» **Goal of the exercise**: Gather, from the listing beneath this task, every line holding the string "entidad".

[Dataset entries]
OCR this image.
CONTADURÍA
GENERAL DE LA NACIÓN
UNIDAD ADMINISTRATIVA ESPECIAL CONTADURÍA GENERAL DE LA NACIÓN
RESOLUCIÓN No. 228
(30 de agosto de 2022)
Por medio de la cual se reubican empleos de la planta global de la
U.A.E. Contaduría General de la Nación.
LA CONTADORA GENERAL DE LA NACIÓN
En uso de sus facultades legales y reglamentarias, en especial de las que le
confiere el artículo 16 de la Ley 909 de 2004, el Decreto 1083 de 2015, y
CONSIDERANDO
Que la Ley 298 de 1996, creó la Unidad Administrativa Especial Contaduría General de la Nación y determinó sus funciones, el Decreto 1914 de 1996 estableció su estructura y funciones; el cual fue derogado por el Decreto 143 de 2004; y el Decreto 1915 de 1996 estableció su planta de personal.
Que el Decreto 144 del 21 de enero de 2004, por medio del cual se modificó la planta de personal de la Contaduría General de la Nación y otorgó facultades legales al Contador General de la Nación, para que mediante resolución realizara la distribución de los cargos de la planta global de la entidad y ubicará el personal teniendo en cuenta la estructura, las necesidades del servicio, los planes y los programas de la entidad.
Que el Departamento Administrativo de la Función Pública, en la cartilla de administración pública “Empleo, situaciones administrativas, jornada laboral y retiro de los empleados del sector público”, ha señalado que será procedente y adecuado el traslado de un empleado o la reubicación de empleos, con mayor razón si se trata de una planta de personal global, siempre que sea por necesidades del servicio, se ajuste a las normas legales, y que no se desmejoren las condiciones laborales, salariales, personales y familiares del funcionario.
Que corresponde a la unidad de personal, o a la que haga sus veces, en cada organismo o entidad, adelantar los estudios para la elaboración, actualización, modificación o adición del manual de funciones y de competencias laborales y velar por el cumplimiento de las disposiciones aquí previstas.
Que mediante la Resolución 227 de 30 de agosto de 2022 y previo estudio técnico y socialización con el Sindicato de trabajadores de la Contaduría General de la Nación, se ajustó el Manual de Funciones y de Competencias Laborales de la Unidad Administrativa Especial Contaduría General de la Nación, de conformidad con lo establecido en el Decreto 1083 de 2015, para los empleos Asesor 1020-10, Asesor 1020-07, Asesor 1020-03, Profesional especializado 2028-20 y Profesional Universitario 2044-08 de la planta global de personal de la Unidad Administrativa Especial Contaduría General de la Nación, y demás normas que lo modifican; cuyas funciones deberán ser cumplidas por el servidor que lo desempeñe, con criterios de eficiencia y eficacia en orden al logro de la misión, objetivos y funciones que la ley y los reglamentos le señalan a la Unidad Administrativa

» **The completed task**:
Que el Decreto 144 del 21 de enero de 2004, por medio del cual se modificó la planta de personal de la Contaduría General de la Nación y otorgó facultades legales al Contador General de la Nación, para que mediante resolución realizara la distribución de los cargos de la planta global de la entidad y ubicará el personal teniendo en cuenta la estructura, las necesidades del servicio, los planes y los programas de la entidad.
Que corresponde a la unidad de personal, o a la que haga sus veces, en cada organismo o entidad, adelantar los estudios para la elaboración, actualización, modificación o adición del manual de funciones y de competencias laborales y velar por el cumplimiento de las disposiciones aquí previstas.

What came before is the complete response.